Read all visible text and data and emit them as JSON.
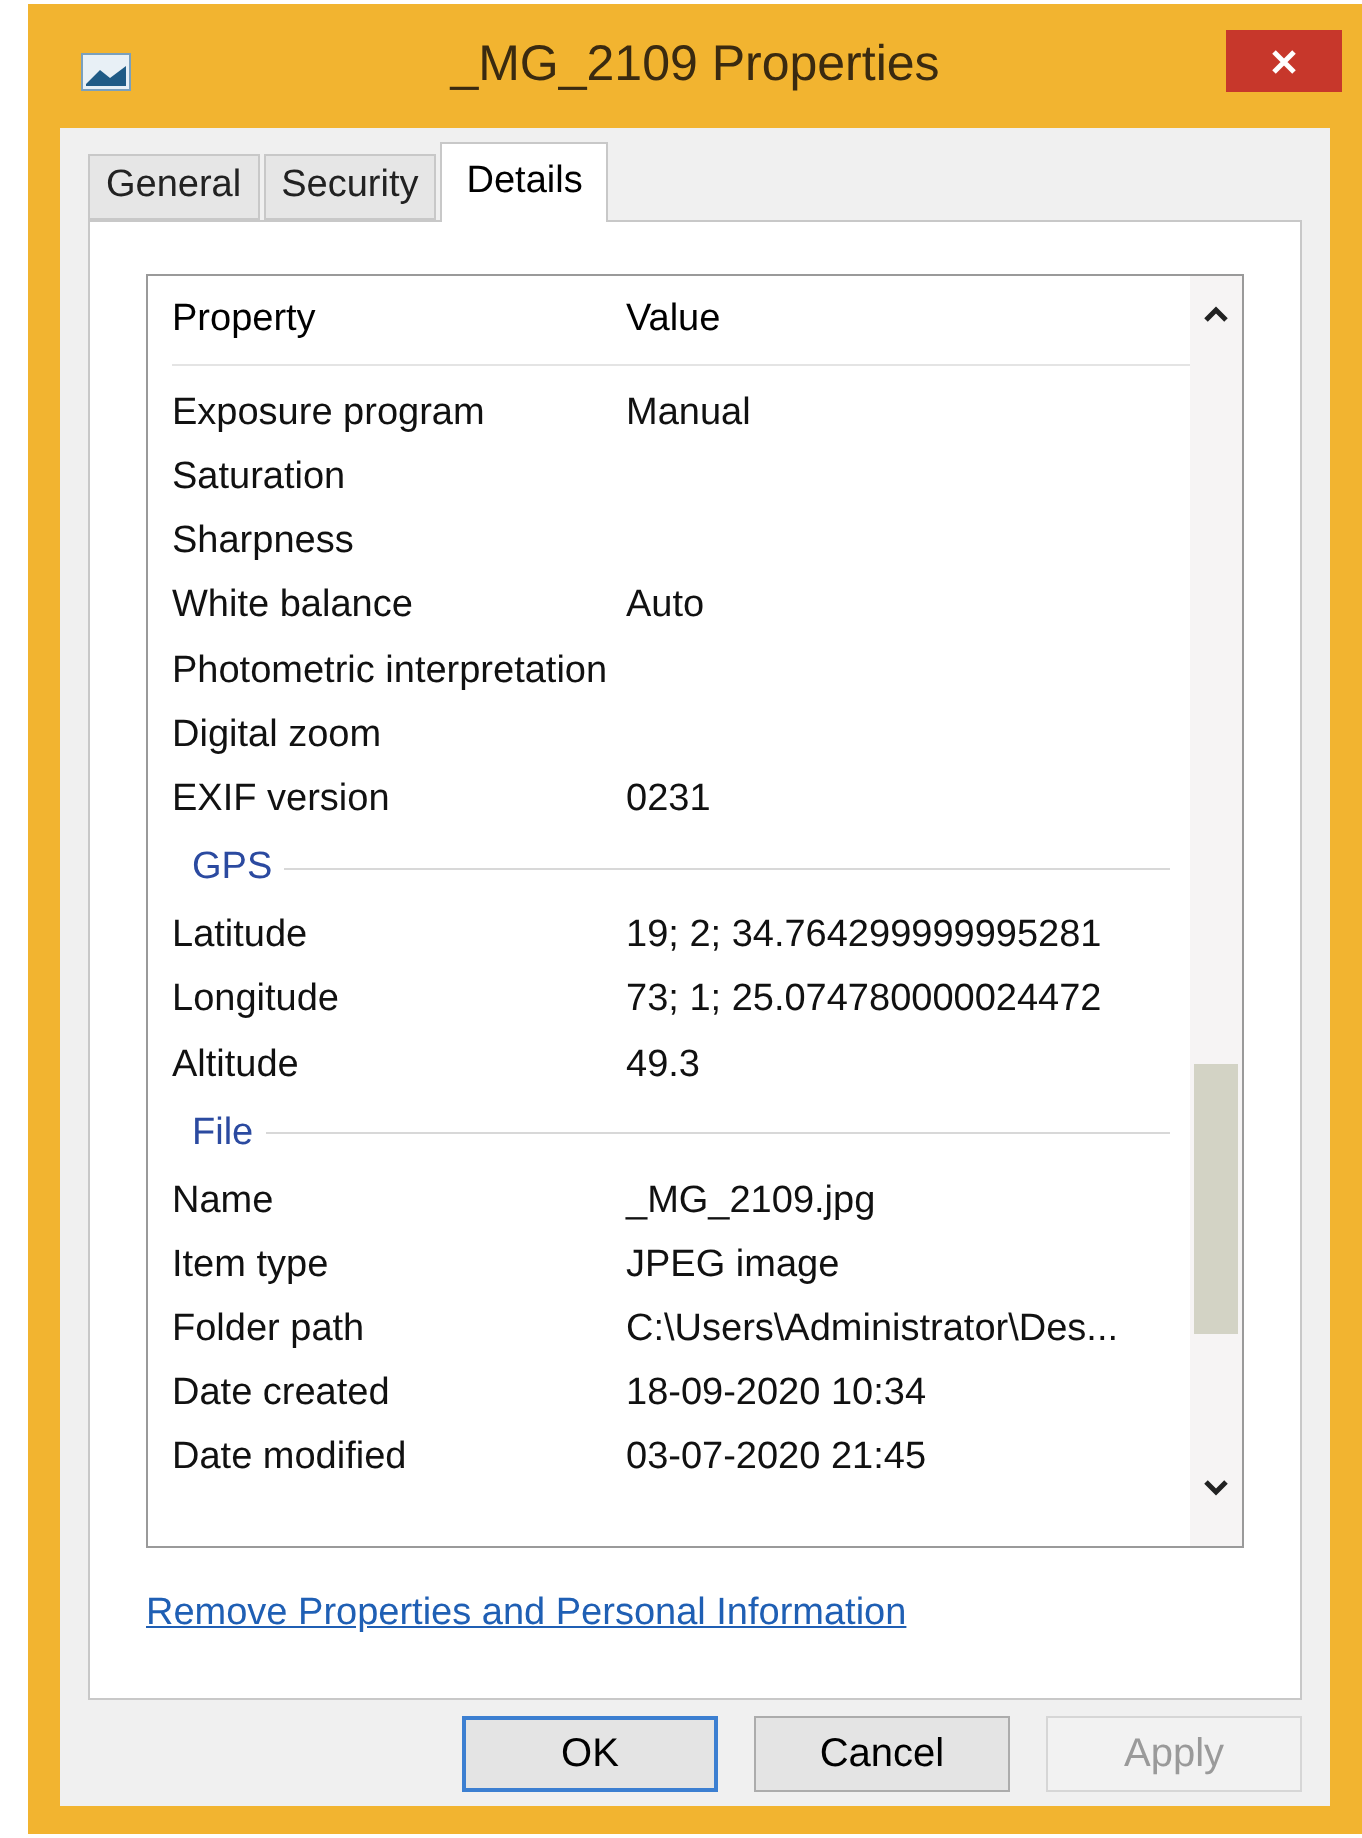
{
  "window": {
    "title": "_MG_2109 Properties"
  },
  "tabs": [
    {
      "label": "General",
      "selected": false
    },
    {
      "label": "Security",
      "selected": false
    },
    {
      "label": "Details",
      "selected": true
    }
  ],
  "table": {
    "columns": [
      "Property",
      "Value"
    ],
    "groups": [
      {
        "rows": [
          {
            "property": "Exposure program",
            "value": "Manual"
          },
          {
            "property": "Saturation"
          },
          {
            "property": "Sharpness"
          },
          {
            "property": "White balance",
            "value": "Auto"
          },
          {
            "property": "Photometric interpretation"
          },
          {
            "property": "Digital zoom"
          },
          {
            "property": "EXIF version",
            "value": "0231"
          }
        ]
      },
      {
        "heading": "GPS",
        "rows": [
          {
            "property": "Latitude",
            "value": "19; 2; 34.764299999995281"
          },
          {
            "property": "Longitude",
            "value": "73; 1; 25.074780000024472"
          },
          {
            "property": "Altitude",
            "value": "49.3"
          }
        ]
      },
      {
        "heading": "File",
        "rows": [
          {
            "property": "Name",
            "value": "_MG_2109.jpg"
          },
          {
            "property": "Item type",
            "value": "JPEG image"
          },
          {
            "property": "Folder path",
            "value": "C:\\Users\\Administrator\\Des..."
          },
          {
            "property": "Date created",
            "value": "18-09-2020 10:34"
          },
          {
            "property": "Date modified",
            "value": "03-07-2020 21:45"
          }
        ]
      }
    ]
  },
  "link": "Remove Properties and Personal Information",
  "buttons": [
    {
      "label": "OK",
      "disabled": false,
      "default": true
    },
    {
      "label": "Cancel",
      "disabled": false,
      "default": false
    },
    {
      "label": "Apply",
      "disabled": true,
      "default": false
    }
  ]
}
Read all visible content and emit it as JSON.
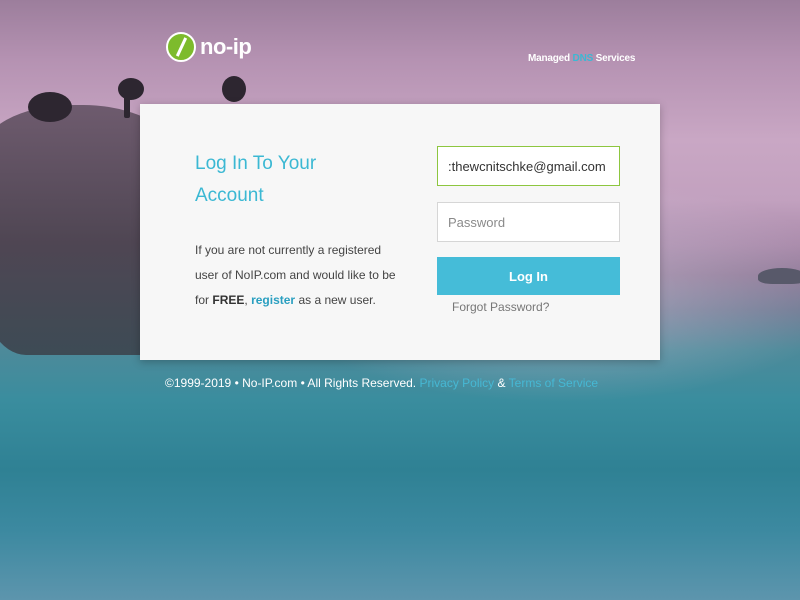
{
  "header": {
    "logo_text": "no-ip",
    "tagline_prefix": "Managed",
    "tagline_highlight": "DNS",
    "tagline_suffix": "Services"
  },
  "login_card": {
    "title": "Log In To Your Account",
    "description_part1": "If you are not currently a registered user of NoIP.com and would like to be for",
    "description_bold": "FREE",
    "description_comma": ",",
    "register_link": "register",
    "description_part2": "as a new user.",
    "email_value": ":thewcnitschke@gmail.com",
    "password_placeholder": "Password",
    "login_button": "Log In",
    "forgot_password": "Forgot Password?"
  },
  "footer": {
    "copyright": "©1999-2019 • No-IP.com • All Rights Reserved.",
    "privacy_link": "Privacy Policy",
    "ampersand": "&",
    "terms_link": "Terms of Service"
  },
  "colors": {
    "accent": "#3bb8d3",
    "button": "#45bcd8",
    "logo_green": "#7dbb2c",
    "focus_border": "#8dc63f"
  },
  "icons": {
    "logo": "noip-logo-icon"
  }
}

---------------

» WHAT THIS TASK INVOLVES: Repeat the full listing above exactly, with no pictures in the copy.

» RESULT:
Read all visible text and data and emit them as JSON.
{
  "window": {
    "title": "_MG_2109 Properties"
  },
  "tabs": [
    {
      "label": "General",
      "selected": false
    },
    {
      "label": "Security",
      "selected": false
    },
    {
      "label": "Details",
      "selected": true
    }
  ],
  "table": {
    "columns": [
      "Property",
      "Value"
    ],
    "groups": [
      {
        "rows": [
          {
            "property": "Exposure program",
            "value": "Manual"
          },
          {
            "property": "Saturation"
          },
          {
            "property": "Sharpness"
          },
          {
            "property": "White balance",
            "value": "Auto"
          },
          {
            "property": "Photometric interpretation"
          },
          {
            "property": "Digital zoom"
          },
          {
            "property": "EXIF version",
            "value": "0231"
          }
        ]
      },
      {
        "heading": "GPS",
        "rows": [
          {
            "property": "Latitude",
            "value": "19; 2; 34.764299999995281"
          },
          {
            "property": "Longitude",
            "value": "73; 1; 25.074780000024472"
          },
          {
            "property": "Altitude",
            "value": "49.3"
          }
        ]
      },
      {
        "heading": "File",
        "rows": [
          {
            "property": "Name",
            "value": "_MG_2109.jpg"
          },
          {
            "property": "Item type",
            "value": "JPEG image"
          },
          {
            "property": "Folder path",
            "value": "C:\\Users\\Administrator\\Des..."
          },
          {
            "property": "Date created",
            "value": "18-09-2020 10:34"
          },
          {
            "property": "Date modified",
            "value": "03-07-2020 21:45"
          }
        ]
      }
    ]
  },
  "link": "Remove Properties and Personal Information",
  "buttons": [
    {
      "label": "OK",
      "disabled": false,
      "default": true
    },
    {
      "label": "Cancel",
      "disabled": false,
      "default": false
    },
    {
      "label": "Apply",
      "disabled": true,
      "default": false
    }
  ]
}
Read all visible content and emit it as JSON.
{
  "header": {
    "logo_text": "no-ip",
    "tagline_prefix": "Managed",
    "tagline_highlight": "DNS",
    "tagline_suffix": "Services"
  },
  "login_card": {
    "title": "Log In To Your Account",
    "description_part1": "If you are not currently a registered user of NoIP.com and would like to be for",
    "description_bold": "FREE",
    "description_comma": ",",
    "register_link": "register",
    "description_part2": "as a new user.",
    "email_value": ":thewcnitschke@gmail.com",
    "password_placeholder": "Password",
    "login_button": "Log In",
    "forgot_password": "Forgot Password?"
  },
  "footer": {
    "copyright": "©1999-2019 • No-IP.com • All Rights Reserved.",
    "privacy_link": "Privacy Policy",
    "ampersand": "&",
    "terms_link": "Terms of Service"
  },
  "colors": {
    "accent": "#3bb8d3",
    "button": "#45bcd8",
    "logo_green": "#7dbb2c",
    "focus_border": "#8dc63f"
  },
  "icons": {
    "logo": "noip-logo-icon"
  }
}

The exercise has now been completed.